To do:
How many lines in the records below hold the string "Land"? Please answer with the number and nothing more.
— start Provided material —
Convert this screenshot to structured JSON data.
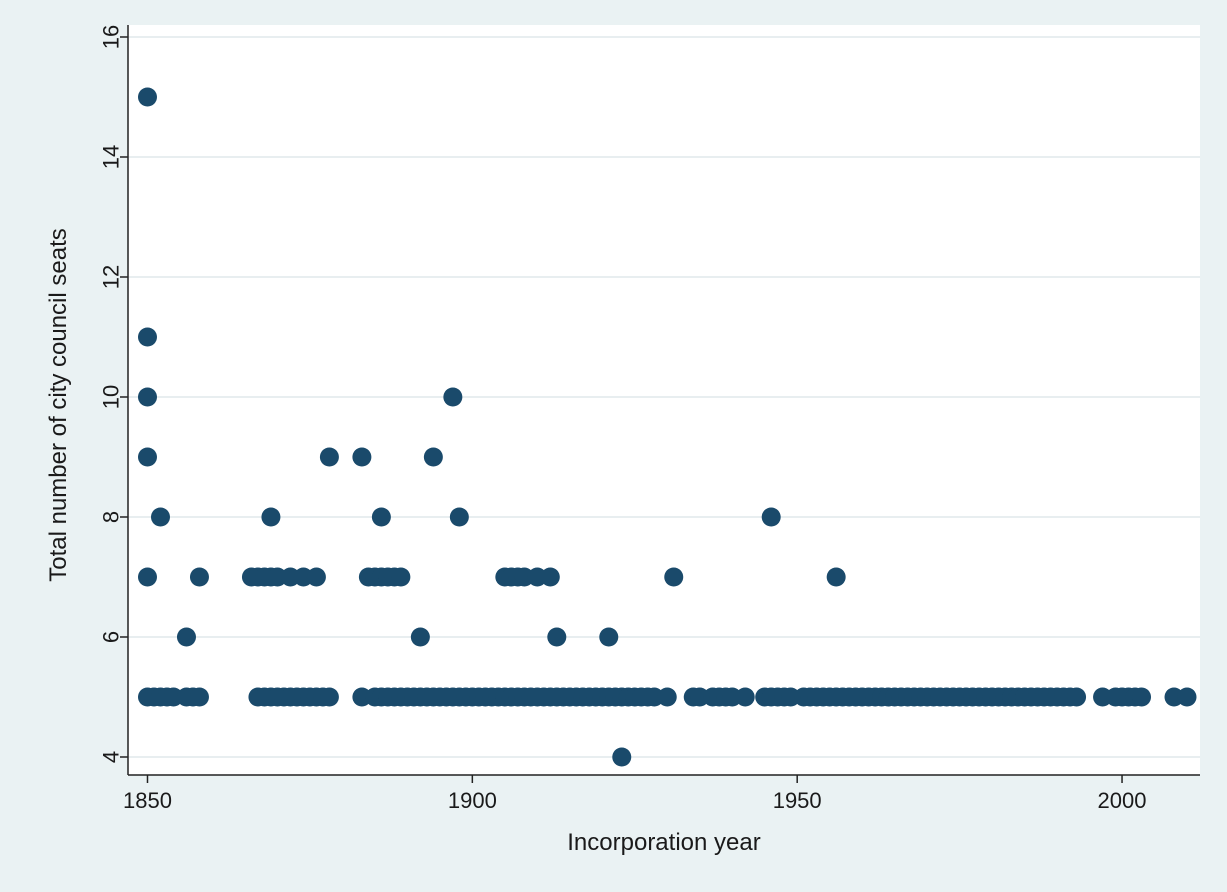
{
  "chart_data": {
    "type": "scatter",
    "title": "",
    "xlabel": "Incorporation year",
    "ylabel": "Total number of city council seats",
    "xlim": [
      1847,
      2012
    ],
    "ylim": [
      3.7,
      16.2
    ],
    "xticks": [
      1850,
      1900,
      1950,
      2000
    ],
    "yticks": [
      4,
      6,
      8,
      10,
      12,
      14,
      16
    ],
    "grid": "horizontal",
    "legend": "none",
    "colors": {
      "background": "#eaf2f3",
      "plot": "#ffffff",
      "marker": "#1a4a6b",
      "grid": "#e8eef0",
      "axis": "#222222"
    },
    "points": [
      [
        1850,
        15
      ],
      [
        1850,
        11
      ],
      [
        1850,
        10
      ],
      [
        1850,
        9
      ],
      [
        1850,
        7
      ],
      [
        1852,
        8
      ],
      [
        1856,
        6
      ],
      [
        1858,
        7
      ],
      [
        1850,
        5
      ],
      [
        1851,
        5
      ],
      [
        1852,
        5
      ],
      [
        1853,
        5
      ],
      [
        1854,
        5
      ],
      [
        1856,
        5
      ],
      [
        1857,
        5
      ],
      [
        1858,
        5
      ],
      [
        1866,
        7
      ],
      [
        1867,
        7
      ],
      [
        1868,
        7
      ],
      [
        1869,
        7
      ],
      [
        1870,
        7
      ],
      [
        1872,
        7
      ],
      [
        1874,
        7
      ],
      [
        1876,
        7
      ],
      [
        1869,
        8
      ],
      [
        1878,
        9
      ],
      [
        1867,
        5
      ],
      [
        1868,
        5
      ],
      [
        1869,
        5
      ],
      [
        1870,
        5
      ],
      [
        1871,
        5
      ],
      [
        1872,
        5
      ],
      [
        1873,
        5
      ],
      [
        1874,
        5
      ],
      [
        1875,
        5
      ],
      [
        1876,
        5
      ],
      [
        1877,
        5
      ],
      [
        1878,
        5
      ],
      [
        1883,
        9
      ],
      [
        1884,
        7
      ],
      [
        1885,
        7
      ],
      [
        1886,
        7
      ],
      [
        1887,
        7
      ],
      [
        1888,
        7
      ],
      [
        1889,
        7
      ],
      [
        1886,
        8
      ],
      [
        1892,
        6
      ],
      [
        1894,
        9
      ],
      [
        1897,
        10
      ],
      [
        1898,
        8
      ],
      [
        1883,
        5
      ],
      [
        1885,
        5
      ],
      [
        1886,
        5
      ],
      [
        1887,
        5
      ],
      [
        1888,
        5
      ],
      [
        1889,
        5
      ],
      [
        1890,
        5
      ],
      [
        1891,
        5
      ],
      [
        1892,
        5
      ],
      [
        1893,
        5
      ],
      [
        1894,
        5
      ],
      [
        1895,
        5
      ],
      [
        1896,
        5
      ],
      [
        1897,
        5
      ],
      [
        1898,
        5
      ],
      [
        1899,
        5
      ],
      [
        1900,
        5
      ],
      [
        1901,
        5
      ],
      [
        1902,
        5
      ],
      [
        1903,
        5
      ],
      [
        1904,
        5
      ],
      [
        1905,
        5
      ],
      [
        1906,
        5
      ],
      [
        1907,
        5
      ],
      [
        1908,
        5
      ],
      [
        1909,
        5
      ],
      [
        1910,
        5
      ],
      [
        1911,
        5
      ],
      [
        1912,
        5
      ],
      [
        1913,
        5
      ],
      [
        1914,
        5
      ],
      [
        1915,
        5
      ],
      [
        1916,
        5
      ],
      [
        1917,
        5
      ],
      [
        1918,
        5
      ],
      [
        1919,
        5
      ],
      [
        1920,
        5
      ],
      [
        1921,
        5
      ],
      [
        1922,
        5
      ],
      [
        1923,
        5
      ],
      [
        1924,
        5
      ],
      [
        1925,
        5
      ],
      [
        1926,
        5
      ],
      [
        1927,
        5
      ],
      [
        1928,
        5
      ],
      [
        1930,
        5
      ],
      [
        1905,
        7
      ],
      [
        1906,
        7
      ],
      [
        1907,
        7
      ],
      [
        1908,
        7
      ],
      [
        1910,
        7
      ],
      [
        1912,
        7
      ],
      [
        1913,
        6
      ],
      [
        1921,
        6
      ],
      [
        1923,
        4
      ],
      [
        1931,
        7
      ],
      [
        1934,
        5
      ],
      [
        1935,
        5
      ],
      [
        1937,
        5
      ],
      [
        1938,
        5
      ],
      [
        1939,
        5
      ],
      [
        1940,
        5
      ],
      [
        1942,
        5
      ],
      [
        1945,
        5
      ],
      [
        1946,
        5
      ],
      [
        1947,
        5
      ],
      [
        1948,
        5
      ],
      [
        1949,
        5
      ],
      [
        1946,
        8
      ],
      [
        1956,
        7
      ],
      [
        1951,
        5
      ],
      [
        1952,
        5
      ],
      [
        1953,
        5
      ],
      [
        1954,
        5
      ],
      [
        1955,
        5
      ],
      [
        1956,
        5
      ],
      [
        1957,
        5
      ],
      [
        1958,
        5
      ],
      [
        1959,
        5
      ],
      [
        1960,
        5
      ],
      [
        1961,
        5
      ],
      [
        1962,
        5
      ],
      [
        1963,
        5
      ],
      [
        1964,
        5
      ],
      [
        1965,
        5
      ],
      [
        1966,
        5
      ],
      [
        1967,
        5
      ],
      [
        1968,
        5
      ],
      [
        1969,
        5
      ],
      [
        1970,
        5
      ],
      [
        1971,
        5
      ],
      [
        1972,
        5
      ],
      [
        1973,
        5
      ],
      [
        1974,
        5
      ],
      [
        1975,
        5
      ],
      [
        1976,
        5
      ],
      [
        1977,
        5
      ],
      [
        1978,
        5
      ],
      [
        1979,
        5
      ],
      [
        1980,
        5
      ],
      [
        1981,
        5
      ],
      [
        1982,
        5
      ],
      [
        1983,
        5
      ],
      [
        1984,
        5
      ],
      [
        1985,
        5
      ],
      [
        1986,
        5
      ],
      [
        1987,
        5
      ],
      [
        1988,
        5
      ],
      [
        1989,
        5
      ],
      [
        1990,
        5
      ],
      [
        1991,
        5
      ],
      [
        1992,
        5
      ],
      [
        1993,
        5
      ],
      [
        1997,
        5
      ],
      [
        1999,
        5
      ],
      [
        2000,
        5
      ],
      [
        2001,
        5
      ],
      [
        2002,
        5
      ],
      [
        2003,
        5
      ],
      [
        2008,
        5
      ],
      [
        2010,
        5
      ]
    ]
  }
}
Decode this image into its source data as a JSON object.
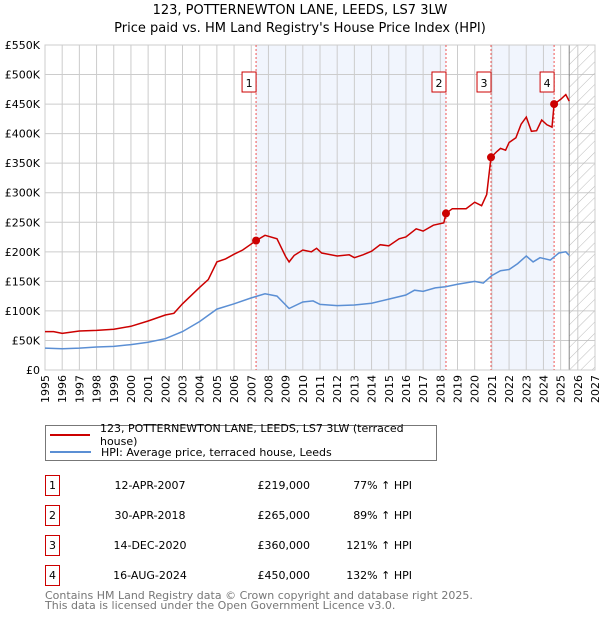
{
  "chart_data": {
    "type": "line",
    "title": "123, POTTERNEWTON LANE, LEEDS, LS7 3LW",
    "subtitle": "Price paid vs. HM Land Registry's House Price Index (HPI)",
    "xlim": [
      1995,
      2027
    ],
    "ylim": [
      0,
      550000
    ],
    "x_ticks": [
      "1995",
      "1996",
      "1997",
      "1998",
      "1999",
      "2000",
      "2001",
      "2002",
      "2003",
      "2004",
      "2005",
      "2006",
      "2007",
      "2008",
      "2009",
      "2010",
      "2011",
      "2012",
      "2013",
      "2014",
      "2015",
      "2016",
      "2017",
      "2018",
      "2019",
      "2020",
      "2021",
      "2022",
      "2023",
      "2024",
      "2025",
      "2026",
      "2027"
    ],
    "y_ticks": [
      {
        "v": 0,
        "label": "£0"
      },
      {
        "v": 50000,
        "label": "£50K"
      },
      {
        "v": 100000,
        "label": "£100K"
      },
      {
        "v": 150000,
        "label": "£150K"
      },
      {
        "v": 200000,
        "label": "£200K"
      },
      {
        "v": 250000,
        "label": "£250K"
      },
      {
        "v": 300000,
        "label": "£300K"
      },
      {
        "v": 350000,
        "label": "£350K"
      },
      {
        "v": 400000,
        "label": "£400K"
      },
      {
        "v": 450000,
        "label": "£450K"
      },
      {
        "v": 500000,
        "label": "£500K"
      },
      {
        "v": 550000,
        "label": "£550K"
      }
    ],
    "grid": true,
    "forecast_hatch_from": 2025.5,
    "series": [
      {
        "name": "123, POTTERNEWTON LANE, LEEDS, LS7 3LW (terraced house)",
        "color": "#cc0000",
        "x": [
          1995,
          1995.5,
          1996,
          1997,
          1998,
          1999,
          2000,
          2001,
          2002,
          2002.5,
          2003,
          2004,
          2004.5,
          2005,
          2005.5,
          2006,
          2006.5,
          2007.28,
          2007.8,
          2008.5,
          2009,
          2009.2,
          2009.5,
          2010,
          2010.5,
          2010.8,
          2011.1,
          2012,
          2012.7,
          2013,
          2013.5,
          2014,
          2014.5,
          2015,
          2015.6,
          2016,
          2016.6,
          2017,
          2017.6,
          2018.2,
          2018.33,
          2018.7,
          2019.5,
          2020,
          2020.4,
          2020.7,
          2020.95,
          2021.3,
          2021.5,
          2021.8,
          2022,
          2022.4,
          2022.7,
          2023,
          2023.3,
          2023.6,
          2023.9,
          2024.2,
          2024.5,
          2024.62,
          2025,
          2025.3,
          2025.5
        ],
        "y": [
          65000,
          65000,
          62000,
          66000,
          67000,
          69000,
          74000,
          83000,
          93000,
          96000,
          112000,
          140000,
          153000,
          183000,
          188000,
          196000,
          203000,
          219000,
          228000,
          222000,
          192000,
          183000,
          194000,
          203000,
          200000,
          206000,
          198000,
          193000,
          195000,
          190000,
          195000,
          201000,
          212000,
          210000,
          222000,
          225000,
          239000,
          235000,
          245000,
          249000,
          265000,
          273000,
          273000,
          284000,
          278000,
          297000,
          360000,
          370000,
          375000,
          372000,
          385000,
          393000,
          416000,
          428000,
          404000,
          405000,
          423000,
          415000,
          411000,
          450000,
          458000,
          466000,
          455000
        ]
      },
      {
        "name": "HPI: Average price, terraced house, Leeds",
        "color": "#5b8fd4",
        "x": [
          1995,
          1996,
          1997,
          1998,
          1999,
          2000,
          2001,
          2002,
          2003,
          2004,
          2005,
          2006,
          2007,
          2007.8,
          2008.5,
          2009.2,
          2010,
          2010.6,
          2011,
          2012,
          2013,
          2014,
          2015,
          2016,
          2016.5,
          2017,
          2017.7,
          2018.3,
          2019,
          2020,
          2020.5,
          2021,
          2021.5,
          2022,
          2022.5,
          2023,
          2023.4,
          2023.8,
          2024.4,
          2024.9,
          2025.3,
          2025.5
        ],
        "y": [
          37000,
          36000,
          37000,
          39000,
          40000,
          43000,
          47000,
          53000,
          65000,
          82000,
          103000,
          112000,
          122000,
          129000,
          125000,
          104000,
          115000,
          117000,
          111000,
          109000,
          110000,
          113000,
          120000,
          127000,
          135000,
          133000,
          139000,
          141000,
          145000,
          150000,
          147000,
          160000,
          168000,
          170000,
          180000,
          193000,
          183000,
          190000,
          186000,
          198000,
          200000,
          194000
        ]
      }
    ],
    "sales": [
      {
        "id": "1",
        "x": 2007.28,
        "date": "12-APR-2007",
        "price_value": 219000,
        "price": "£219,000",
        "hpi": "77% ↑ HPI"
      },
      {
        "id": "2",
        "x": 2018.33,
        "date": "30-APR-2018",
        "price_value": 265000,
        "price": "£265,000",
        "hpi": "89% ↑ HPI"
      },
      {
        "id": "3",
        "x": 2020.95,
        "date": "14-DEC-2020",
        "price_value": 360000,
        "price": "£360,000",
        "hpi": "121% ↑ HPI"
      },
      {
        "id": "4",
        "x": 2024.62,
        "date": "16-AUG-2024",
        "price_value": 450000,
        "price": "£450,000",
        "hpi": "132% ↑ HPI"
      }
    ]
  },
  "footer": {
    "line1": "Contains HM Land Registry data © Crown copyright and database right 2025.",
    "line2": "This data is licensed under the Open Government Licence v3.0."
  }
}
— end Provided material —
The output:
2